JOB 1: In the passage on large-ensemble reform, rewrite the section between "Unfortunately, most of" and "in Figure 2.", inclusive, replacing "music teacher educators" with "ensemble directors".
┄┄┄┄┄┄┄┄┄┄┄┄┄┄┄┄┄┄┄┄
An ongoing discussion in instrumental music education is what the role of traditional large ensembles should be given the changing nature of general education and the place of music within contemporary society. Kratus (2007) summarized his concerns about the large ensemble in two statements: “music education has become disconnected with the prevailing culture” (p. 44) and “the teaching model most emulated in secondary ensembles is that of the autocratic, professional conductor of the large, classical ensemble” (p. 45). Similarly, Williams (2011) outlined many of the problems with the large ensemble including its large class sizes, lack of student-centered learning and creative decision-making, narrowly defined musical styles, reliance on traditional notation and instrumentation, and high expectations for initial entry and functional mastery. He advised that changes be implemented that moved music education away from traditional ensembles in favor of “starting over completely with different types of music experiences for students” (p. 57).
Others have advocated for a less dramatic departure, focusing instead on “emphasizing innovative approaches for curricular change from within the system rather than by advocating tearing the system down” (Miksza, 2013, p. 48). Miksza’s recommendations for reforming ensemble music education included increased breadth and depth of comprehensive musicianship experiences, collaborative music-making, and inclusive repertoire. Others have recommended sharing responsibilities with students throughout the rehearsal process (Morrison & Demorest, 2012), emphasizing participatory music-making and concepts of equality, cooperation, and conflict (Tan, 2014), and problematizing the ensemble space by emphasizing the critical role of conductor as educator (Allsup & Benedict, 2008).
One issue with reforming large ensemble practices is that most music educators have never experienced these practices in their own musical development. As stated by Allsup and Benedict (2008), the problems with the American wind band “stem from an inheritance that is overwhelmed by tradition, an episteme that represents its success in terms that are very familiar to the spirit of American competitiveness, efficiency, exceptionalism, and means-ends pragmatism” (p. 157). In short, and applicable to all traditional ensembles, we teach as we were taught in a canon-focused, director-centric mode. As seen in Figure 1, music experiences for most current music educators were director-centric and built around a limited range of experiences through the end of high school. Even when entering collegiate study, ensembles were performance-centered and led by a dominant conductor who dictated decisions. Coursework associated with creativity, student initiative, popular music styles, and other suggested reforms were often kept separate from the traditional ensemble or left to the purview of general music methods. It is of little surprise that after experiences that have emphasized the historical tradition of the large ensemble that most music educators teach from that same orientation.
Figure 1. Self-replication cycle of music ensemble tradition
To create future classrooms that are primed for forward-thinking reform, it is imperative that this cycle of tradition be interrupted. I have personally observed large ensemble classrooms in which this sort of disruption has occurred (Weidner, 2018). In these schools, student voice was brought to the forefront and rehearsals were managed collaboratively by teacher and students. An emphasis was placed on music-making both within and outside of the classroom through musicianship of various types away from the large ensemble.
Unfortunately, most of our future music educators have not had these experiences prior to collegiate study, so it is imperative that we provide these experiences for them as part of their undergraduate experience. In order to prepare them for innovative practices in their own classrooms, music teacher educators need to include curriculum that disrupts this cycle, provides meaningful experiences in alterative formats of ensemble music-making, and establishes pedagogy for teaching in a more inclusive, student-centered fashion, as shown in Figure 2.
┄┄┄┄┄┄┄┄┄┄┄┄┄┄┄┄┄┄┄┄
JOB 2: Copy the lines of the listing between the line holding "col-symbol-label: Symbol (7, 407, 41, 418)" and the line holding "col-upnl-label: uPnL (383, 407, 407, 418)", inclusive.

RECORD SET:
┄┄┄┄┄┄┄┄┄┄┄┄┄┄┄┄┄┄┄┄
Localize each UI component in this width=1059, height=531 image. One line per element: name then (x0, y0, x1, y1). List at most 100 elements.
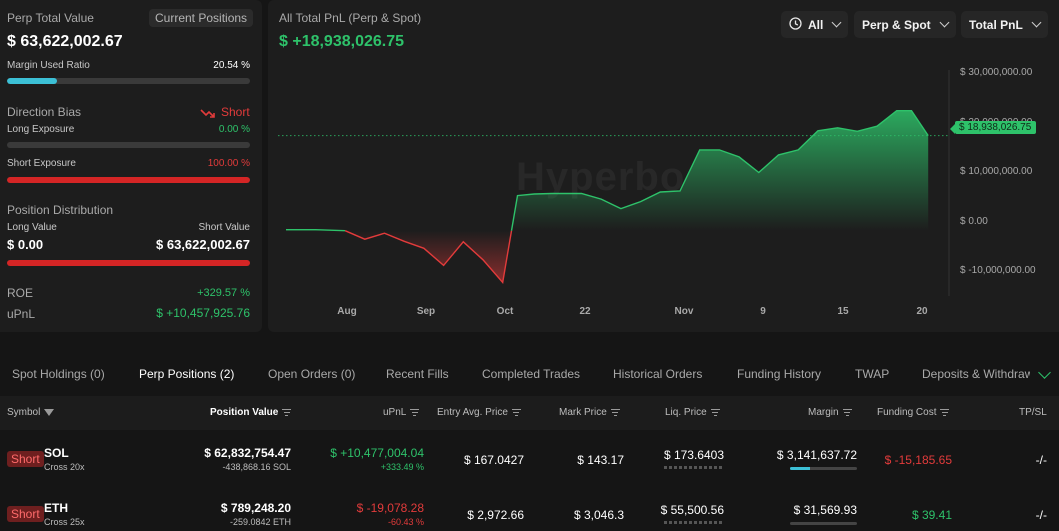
col-symbol-label: Symbol (7, 407, 41, 418)
chevron-down-icon[interactable] (1038, 366, 1051, 379)
margin-bar (790, 467, 857, 470)
x-tick-label: Nov (674, 306, 694, 317)
mark-price: $ 3,046.3 (573, 508, 624, 522)
scope-dropdown[interactable]: Perp & Spot (854, 11, 956, 38)
col-position-value[interactable]: Position Value (210, 407, 292, 418)
direction-bias-label: Direction Bias (7, 105, 82, 119)
sort-icon[interactable] (511, 409, 521, 416)
long-exposure-label: Long Exposure (7, 124, 75, 135)
symbol[interactable]: ETH (44, 501, 68, 515)
position-value: $ 62,832,754.47 (204, 446, 291, 460)
mark-price: $ 143.17 (577, 453, 624, 467)
col-liq-price-label: Liq. Price (665, 407, 707, 418)
col-mark-price[interactable]: Mark Price (559, 407, 620, 418)
margin-bar (790, 522, 857, 525)
tab-historical-orders[interactable]: Historical Orders (613, 367, 703, 381)
tpsl-value[interactable]: -/- (1035, 508, 1047, 522)
range-label: All (808, 17, 824, 32)
pnl-positive-line (286, 228, 346, 232)
tab-twap[interactable]: TWAP (855, 367, 890, 381)
col-entry-price[interactable]: Entry Avg. Price (437, 407, 521, 418)
tab-funding-history[interactable]: Funding History (737, 367, 822, 381)
liq-price: $ 55,500.56 (660, 503, 724, 517)
position-size: -259.0842 ETH (229, 517, 291, 527)
tab-open-orders[interactable]: Open Orders (0) (268, 367, 356, 381)
col-tpsl: TP/SL (1019, 407, 1047, 418)
col-upnl-label: uPnL (383, 407, 407, 418)
position-distribution-label: Position Distribution (7, 203, 114, 217)
perp-summary-card: Perp Total Value Current Positions $ 63,… (0, 0, 262, 332)
col-symbol[interactable]: Symbol (7, 407, 55, 418)
upnl-label: uPnL (7, 307, 36, 321)
leverage: Cross 25x (44, 517, 85, 527)
perp-total-value: $ 63,622,002.67 (7, 33, 123, 50)
metric-dropdown[interactable]: Total PnL (961, 11, 1048, 38)
clock-icon (789, 16, 802, 33)
metric-label: Total PnL (969, 17, 1023, 32)
upnl-value: $ -19,078.28 (356, 501, 424, 515)
table-row[interactable]: Short ETH Cross 25x $ 789,248.20 -259.08… (0, 488, 1059, 531)
col-tpsl-label: TP/SL (1019, 407, 1047, 418)
range-dropdown[interactable]: All (781, 11, 849, 38)
funding-cost: $ 39.41 (911, 508, 952, 522)
pnl-negative-line (344, 230, 513, 284)
leverage: Cross 20x (44, 462, 85, 472)
short-value: $ 63,622,002.67 (156, 237, 250, 252)
filter-icon[interactable] (44, 409, 55, 416)
entry-price: $ 2,972.66 (467, 508, 524, 522)
scope-label: Perp & Spot (862, 17, 931, 32)
margin-value: $ 31,569.93 (793, 503, 857, 517)
short-value-label: Short Value (198, 222, 250, 233)
margin-used-value: 20.54 % (213, 60, 250, 71)
roe-value: +329.57 % (197, 287, 250, 299)
positions-table-header: Symbol Position Value uPnL Entry Avg. Pr… (0, 396, 1059, 430)
upnl-percent: -60.43 % (387, 517, 424, 527)
col-mark-price-label: Mark Price (559, 407, 607, 418)
current-positions-button[interactable]: Current Positions (149, 9, 254, 27)
pnl-area-chart (278, 70, 950, 296)
trend-down-icon (200, 106, 216, 124)
short-exposure-label: Short Exposure (7, 158, 76, 169)
x-tick-label: 22 (579, 306, 591, 317)
col-upnl[interactable]: uPnL (383, 407, 420, 418)
current-value-tag: $ 18,938,026.75 (949, 121, 1037, 134)
sort-icon[interactable] (710, 409, 720, 416)
positions-tab-bar: Spot Holdings (0) Perp Positions (2) Ope… (0, 360, 1059, 390)
sort-icon[interactable] (282, 409, 292, 416)
short-exposure-bar (7, 177, 250, 183)
x-tick-label: Oct (496, 306, 514, 317)
symbol[interactable]: SOL (44, 446, 69, 460)
sort-icon[interactable] (842, 409, 852, 416)
margin-bar-fill (790, 467, 811, 470)
tab-spot-holdings[interactable]: Spot Holdings (0) (12, 367, 105, 381)
col-margin[interactable]: Margin (808, 407, 852, 418)
col-liq-price[interactable]: Liq. Price (665, 407, 720, 418)
roe-label: ROE (7, 286, 34, 300)
x-tick-label: 9 (760, 306, 766, 317)
side-badge: Short (7, 451, 44, 467)
pnl-positive-line (510, 109, 929, 231)
margin-used-label: Margin Used Ratio (7, 60, 90, 71)
tab-deposits-withdrawals[interactable]: Deposits & Withdraw (922, 367, 1030, 381)
upnl-value: $ +10,477,004.04 (330, 446, 424, 460)
chart-total-value: $ +18,938,026.75 (279, 33, 405, 50)
y-tick-label: $ 30,000,000.00 (960, 67, 1033, 78)
col-funding-cost[interactable]: Funding Cost (877, 407, 950, 418)
liq-distance-indicator (664, 521, 724, 524)
tab-recent-fills[interactable]: Recent Fills (386, 367, 449, 381)
sort-icon[interactable] (610, 409, 620, 416)
tpsl-value[interactable]: -/- (1035, 453, 1047, 467)
long-value-label: Long Value (7, 222, 57, 233)
short-exposure-value: 100.00 % (207, 158, 250, 169)
tab-perp-positions[interactable]: Perp Positions (2) (139, 367, 235, 381)
y-tick-label: $ 0.00 (960, 216, 988, 227)
table-row[interactable]: Short SOL Cross 20x $ 62,832,754.47 -438… (0, 432, 1059, 488)
pnl-negative-area (345, 230, 512, 283)
sort-icon[interactable] (410, 409, 420, 416)
upnl-value: $ +10,457,925.76 (156, 306, 250, 320)
chart-watermark: Hyperbo (516, 155, 686, 199)
tab-completed-trades[interactable]: Completed Trades (482, 367, 581, 381)
margin-used-bar (7, 78, 250, 84)
perp-total-label: Perp Total Value (7, 11, 94, 25)
sort-icon[interactable] (940, 409, 950, 416)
┄┄┄┄┄┄┄┄┄┄┄┄┄┄┄┄┄┄┄┄
COMPLETE OUTPUT 1:
Unfortunately, most of our future music educators have not had these experiences prior to collegiate study, so it is imperative that we provide these experiences for them as part of their undergraduate experience. In order to prepare them for innovative practices in their own classrooms, ensemble directors need to include curriculum that disrupts this cycle, provides meaningful experiences in alterative formats of ensemble music-making, and establishes pedagogy for teaching in a more inclusive, student-centered fashion, as shown in Figure 2.

COMPLETE OUTPUT 2:
col-symbol-label: Symbol (7, 407, 41, 418)
chevron-down-icon[interactable] (1038, 366, 1051, 379)
margin-bar (790, 467, 857, 470)
x-tick-label: Nov (674, 306, 694, 317)
mark-price: $ 3,046.3 (573, 508, 624, 522)
scope-dropdown[interactable]: Perp & Spot (854, 11, 956, 38)
col-position-value[interactable]: Position Value (210, 407, 292, 418)
direction-bias-label: Direction Bias (7, 105, 82, 119)
sort-icon[interactable] (511, 409, 521, 416)
long-exposure-label: Long Exposure (7, 124, 75, 135)
symbol[interactable]: ETH (44, 501, 68, 515)
position-value: $ 62,832,754.47 (204, 446, 291, 460)
mark-price: $ 143.17 (577, 453, 624, 467)
col-liq-price-label: Liq. Price (665, 407, 707, 418)
col-mark-price[interactable]: Mark Price (559, 407, 620, 418)
margin-bar (790, 522, 857, 525)
tab-historical-orders[interactable]: Historical Orders (613, 367, 703, 381)
tpsl-value[interactable]: -/- (1035, 508, 1047, 522)
range-label: All (808, 17, 824, 32)
pnl-positive-line (286, 228, 346, 232)
tab-twap[interactable]: TWAP (855, 367, 890, 381)
col-entry-price[interactable]: Entry Avg. Price (437, 407, 521, 418)
tab-funding-history[interactable]: Funding History (737, 367, 822, 381)
liq-price: $ 55,500.56 (660, 503, 724, 517)
position-size: -259.0842 ETH (229, 517, 291, 527)
tab-open-orders[interactable]: Open Orders (0) (268, 367, 356, 381)
col-tpsl: TP/SL (1019, 407, 1047, 418)
col-upnl-label: uPnL (383, 407, 407, 418)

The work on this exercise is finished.